--- What is needed ---
Write the data out again, exactly as given.

--- Data to use ---

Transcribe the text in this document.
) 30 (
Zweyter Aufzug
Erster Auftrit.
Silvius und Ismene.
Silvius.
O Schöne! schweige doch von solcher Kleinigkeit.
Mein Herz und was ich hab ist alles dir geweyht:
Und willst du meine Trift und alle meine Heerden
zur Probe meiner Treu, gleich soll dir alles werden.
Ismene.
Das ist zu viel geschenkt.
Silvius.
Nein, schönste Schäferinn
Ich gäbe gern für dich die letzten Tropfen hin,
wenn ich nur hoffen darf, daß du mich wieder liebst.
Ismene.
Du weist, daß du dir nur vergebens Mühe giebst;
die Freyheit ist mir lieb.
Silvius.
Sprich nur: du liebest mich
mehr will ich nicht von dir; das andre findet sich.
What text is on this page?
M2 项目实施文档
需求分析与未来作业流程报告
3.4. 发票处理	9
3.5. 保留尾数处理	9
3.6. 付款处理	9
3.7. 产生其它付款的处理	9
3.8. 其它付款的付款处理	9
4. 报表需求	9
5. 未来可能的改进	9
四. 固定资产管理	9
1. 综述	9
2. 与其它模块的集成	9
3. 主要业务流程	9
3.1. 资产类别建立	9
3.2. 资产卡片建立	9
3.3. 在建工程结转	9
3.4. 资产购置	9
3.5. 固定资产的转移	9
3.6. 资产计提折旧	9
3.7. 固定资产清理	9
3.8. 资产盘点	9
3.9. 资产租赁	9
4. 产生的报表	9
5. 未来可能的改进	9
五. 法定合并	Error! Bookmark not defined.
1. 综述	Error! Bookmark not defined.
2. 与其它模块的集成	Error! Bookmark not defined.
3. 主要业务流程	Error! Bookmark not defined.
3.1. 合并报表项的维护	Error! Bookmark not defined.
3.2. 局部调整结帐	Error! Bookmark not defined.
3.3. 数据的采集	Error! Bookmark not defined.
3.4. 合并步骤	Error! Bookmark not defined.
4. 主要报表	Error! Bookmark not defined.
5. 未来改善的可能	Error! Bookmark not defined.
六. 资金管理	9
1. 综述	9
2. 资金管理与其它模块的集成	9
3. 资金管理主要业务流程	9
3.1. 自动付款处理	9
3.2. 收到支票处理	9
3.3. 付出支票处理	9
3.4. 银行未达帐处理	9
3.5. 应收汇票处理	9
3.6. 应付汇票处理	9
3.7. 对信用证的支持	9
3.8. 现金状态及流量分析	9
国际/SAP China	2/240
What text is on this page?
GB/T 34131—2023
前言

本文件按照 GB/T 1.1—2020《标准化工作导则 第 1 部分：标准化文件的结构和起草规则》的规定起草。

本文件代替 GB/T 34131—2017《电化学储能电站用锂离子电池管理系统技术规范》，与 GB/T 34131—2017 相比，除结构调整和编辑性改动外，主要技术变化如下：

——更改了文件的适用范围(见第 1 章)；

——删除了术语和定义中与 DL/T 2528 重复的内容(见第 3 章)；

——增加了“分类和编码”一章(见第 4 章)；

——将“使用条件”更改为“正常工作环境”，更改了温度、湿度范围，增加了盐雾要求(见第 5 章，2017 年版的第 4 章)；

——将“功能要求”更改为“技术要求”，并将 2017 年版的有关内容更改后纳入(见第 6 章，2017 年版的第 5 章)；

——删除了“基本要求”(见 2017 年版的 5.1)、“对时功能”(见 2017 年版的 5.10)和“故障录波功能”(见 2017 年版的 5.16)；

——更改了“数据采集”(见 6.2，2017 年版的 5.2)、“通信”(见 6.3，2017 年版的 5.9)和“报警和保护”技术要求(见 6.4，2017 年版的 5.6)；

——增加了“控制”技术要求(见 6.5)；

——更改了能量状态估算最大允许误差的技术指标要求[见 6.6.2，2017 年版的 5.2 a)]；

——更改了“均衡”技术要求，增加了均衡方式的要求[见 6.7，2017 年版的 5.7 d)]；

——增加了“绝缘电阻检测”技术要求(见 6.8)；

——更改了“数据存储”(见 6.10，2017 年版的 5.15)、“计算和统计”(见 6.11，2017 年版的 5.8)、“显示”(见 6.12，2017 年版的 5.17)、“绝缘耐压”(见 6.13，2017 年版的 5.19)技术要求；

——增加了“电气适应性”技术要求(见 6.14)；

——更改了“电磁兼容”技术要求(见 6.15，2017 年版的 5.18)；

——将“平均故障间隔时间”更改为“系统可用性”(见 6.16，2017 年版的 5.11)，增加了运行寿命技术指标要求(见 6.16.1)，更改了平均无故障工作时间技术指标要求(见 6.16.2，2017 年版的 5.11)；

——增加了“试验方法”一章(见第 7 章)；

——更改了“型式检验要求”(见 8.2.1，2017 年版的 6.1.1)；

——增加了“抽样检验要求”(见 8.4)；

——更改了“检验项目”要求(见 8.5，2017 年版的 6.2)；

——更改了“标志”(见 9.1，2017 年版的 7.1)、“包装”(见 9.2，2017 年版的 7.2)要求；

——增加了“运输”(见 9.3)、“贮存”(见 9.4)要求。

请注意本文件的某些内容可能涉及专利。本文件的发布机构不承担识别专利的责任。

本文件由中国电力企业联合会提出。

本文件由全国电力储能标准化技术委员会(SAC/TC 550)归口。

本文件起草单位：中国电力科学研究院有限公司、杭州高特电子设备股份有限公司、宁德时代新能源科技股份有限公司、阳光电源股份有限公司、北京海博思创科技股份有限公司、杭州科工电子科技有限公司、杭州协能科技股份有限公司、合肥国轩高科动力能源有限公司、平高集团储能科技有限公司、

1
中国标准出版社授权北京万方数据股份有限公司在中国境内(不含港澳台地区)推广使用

--- Task solution ---
Transcribe the text in this document.
) 30 (
Zweyter Aufzug
Erster Auftrit.
Silvius und Ismene.
Silvius.
O Schöne! schweige doch von solcher Kleinigkeit.
Mein Herz und was ich hab ist alles dir geweyht:
Und willst du meine Trift und alle meine Heerden
zur Probe meiner Treu, gleich soll dir alles werden.
Ismene.
Das ist zu viel geschenkt.
Silvius.
Nein, schönste Schäferinn
Ich gäbe gern für dich die letzten Tropfen hin,
wenn ich nur hoffen darf, daß du mich wieder liebst.
Ismene.
Du weist, daß du dir nur vergebens Mühe giebst;
die Freyheit ist mir lieb.
Silvius.
Sprich nur: du liebest mich
mehr will ich nicht von dir; das andre findet sich.
What text is on this page?
M2 项目实施文档
需求分析与未来作业流程报告
3.4. 发票处理	9
3.5. 保留尾数处理	9
3.6. 付款处理	9
3.7. 产生其它付款的处理	9
3.8. 其它付款的付款处理	9
4. 报表需求	9
5. 未来可能的改进	9
四. 固定资产管理	9
1. 综述	9
2. 与其它模块的集成	9
3. 主要业务流程	9
3.1. 资产类别建立	9
3.2. 资产卡片建立	9
3.3. 在建工程结转	9
3.4. 资产购置	9
3.5. 固定资产的转移	9
3.6. 资产计提折旧	9
3.7. 固定资产清理	9
3.8. 资产盘点	9
3.9. 资产租赁	9
4. 产生的报表	9
5. 未来可能的改进	9
五. 法定合并	Error! Bookmark not defined.
1. 综述	Error! Bookmark not defined.
2. 与其它模块的集成	Error! Bookmark not defined.
3. 主要业务流程	Error! Bookmark not defined.
3.1. 合并报表项的维护	Error! Bookmark not defined.
3.2. 局部调整结帐	Error! Bookmark not defined.
3.3. 数据的采集	Error! Bookmark not defined.
3.4. 合并步骤	Error! Bookmark not defined.
4. 主要报表	Error! Bookmark not defined.
5. 未来改善的可能	Error! Bookmark not defined.
六. 资金管理	9
1. 综述	9
2. 资金管理与其它模块的集成	9
3. 资金管理主要业务流程	9
3.1. 自动付款处理	9
3.2. 收到支票处理	9
3.3. 付出支票处理	9
3.4. 银行未达帐处理	9
3.5. 应收汇票处理	9
3.6. 应付汇票处理	9
3.7. 对信用证的支持	9
3.8. 现金状态及流量分析	9
国际/SAP China	2/240
What text is on this page?
GB/T 34131—2023
前言

本文件按照 GB/T 1.1—2020《标准化工作导则 第 1 部分：标准化文件的结构和起草规则》的规定起草。

本文件代替 GB/T 34131—2017《电化学储能电站用锂离子电池管理系统技术规范》，与 GB/T 34131—2017 相比，除结构调整和编辑性改动外，主要技术变化如下：

——更改了文件的适用范围(见第 1 章)；

——删除了术语和定义中与 DL/T 2528 重复的内容(见第 3 章)；

——增加了“分类和编码”一章(见第 4 章)；

——将“使用条件”更改为“正常工作环境”，更改了温度、湿度范围，增加了盐雾要求(见第 5 章，2017 年版的第 4 章)；

——将“功能要求”更改为“技术要求”，并将 2017 年版的有关内容更改后纳入(见第 6 章，2017 年版的第 5 章)；

——删除了“基本要求”(见 2017 年版的 5.1)、“对时功能”(见 2017 年版的 5.10)和“故障录波功能”(见 2017 年版的 5.16)；

——更改了“数据采集”(见 6.2，2017 年版的 5.2)、“通信”(见 6.3，2017 年版的 5.9)和“报警和保护”技术要求(见 6.4，2017 年版的 5.6)；

——增加了“控制”技术要求(见 6.5)；

——更改了能量状态估算最大允许误差的技术指标要求[见 6.6.2，2017 年版的 5.2 a)]；

——更改了“均衡”技术要求，增加了均衡方式的要求[见 6.7，2017 年版的 5.7 d)]；

——增加了“绝缘电阻检测”技术要求(见 6.8)；

——更改了“数据存储”(见 6.10，2017 年版的 5.15)、“计算和统计”(见 6.11，2017 年版的 5.8)、“显示”(见 6.12，2017 年版的 5.17)、“绝缘耐压”(见 6.13，2017 年版的 5.19)技术要求；

——增加了“电气适应性”技术要求(见 6.14)；

——更改了“电磁兼容”技术要求(见 6.15，2017 年版的 5.18)；

——将“平均故障间隔时间”更改为“系统可用性”(见 6.16，2017 年版的 5.11)，增加了运行寿命技术指标要求(见 6.16.1)，更改了平均无故障工作时间技术指标要求(见 6.16.2，2017 年版的 5.11)；

——增加了“试验方法”一章(见第 7 章)；

——更改了“型式检验要求”(见 8.2.1，2017 年版的 6.1.1)；

——增加了“抽样检验要求”(见 8.4)；

——更改了“检验项目”要求(见 8.5，2017 年版的 6.2)；

——更改了“标志”(见 9.1，2017 年版的 7.1)、“包装”(见 9.2，2017 年版的 7.2)要求；

——增加了“运输”(见 9.3)、“贮存”(见 9.4)要求。

请注意本文件的某些内容可能涉及专利。本文件的发布机构不承担识别专利的责任。

本文件由中国电力企业联合会提出。

本文件由全国电力储能标准化技术委员会(SAC/TC 550)归口。

本文件起草单位：中国电力科学研究院有限公司、杭州高特电子设备股份有限公司、宁德时代新能源科技股份有限公司、阳光电源股份有限公司、北京海博思创科技股份有限公司、杭州科工电子科技有限公司、杭州协能科技股份有限公司、合肥国轩高科动力能源有限公司、平高集团储能科技有限公司、

1
中国标准出版社授权北京万方数据股份有限公司在中国境内(不含港澳台地区)推广使用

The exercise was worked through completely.